#### Records for processing
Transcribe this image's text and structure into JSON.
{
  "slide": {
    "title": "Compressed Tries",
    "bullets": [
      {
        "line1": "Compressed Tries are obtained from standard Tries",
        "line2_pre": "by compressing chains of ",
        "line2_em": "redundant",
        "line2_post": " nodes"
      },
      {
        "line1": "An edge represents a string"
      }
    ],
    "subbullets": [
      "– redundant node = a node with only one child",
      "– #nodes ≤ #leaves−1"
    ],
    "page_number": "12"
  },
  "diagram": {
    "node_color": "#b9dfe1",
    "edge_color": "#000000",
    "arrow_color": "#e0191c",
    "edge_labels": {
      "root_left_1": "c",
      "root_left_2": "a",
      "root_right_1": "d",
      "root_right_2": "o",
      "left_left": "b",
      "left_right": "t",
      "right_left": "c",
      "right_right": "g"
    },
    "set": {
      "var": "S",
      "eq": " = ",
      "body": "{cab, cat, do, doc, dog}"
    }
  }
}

#### Work to do
Output all of the data again. Match it exactly.

#### Solution for this exercise
Transcribe this image's text and structure into JSON.
{
  "slide": {
    "title": "Compressed Tries",
    "bullets": [
      {
        "line1": "Compressed Tries are obtained from standard Tries",
        "line2_pre": "by compressing chains of ",
        "line2_em": "redundant",
        "line2_post": " nodes"
      },
      {
        "line1": "An edge represents a string"
      }
    ],
    "subbullets": [
      "– redundant node = a node with only one child",
      "– #nodes ≤ #leaves−1"
    ],
    "page_number": "12"
  },
  "diagram": {
    "node_color": "#b9dfe1",
    "edge_color": "#000000",
    "arrow_color": "#e0191c",
    "edge_labels": {
      "root_left_1": "c",
      "root_left_2": "a",
      "root_right_1": "d",
      "root_right_2": "o",
      "left_left": "b",
      "left_right": "t",
      "right_left": "c",
      "right_right": "g"
    },
    "set": {
      "var": "S",
      "eq": " = ",
      "body": "{cab, cat, do, doc, dog}"
    }
  }
}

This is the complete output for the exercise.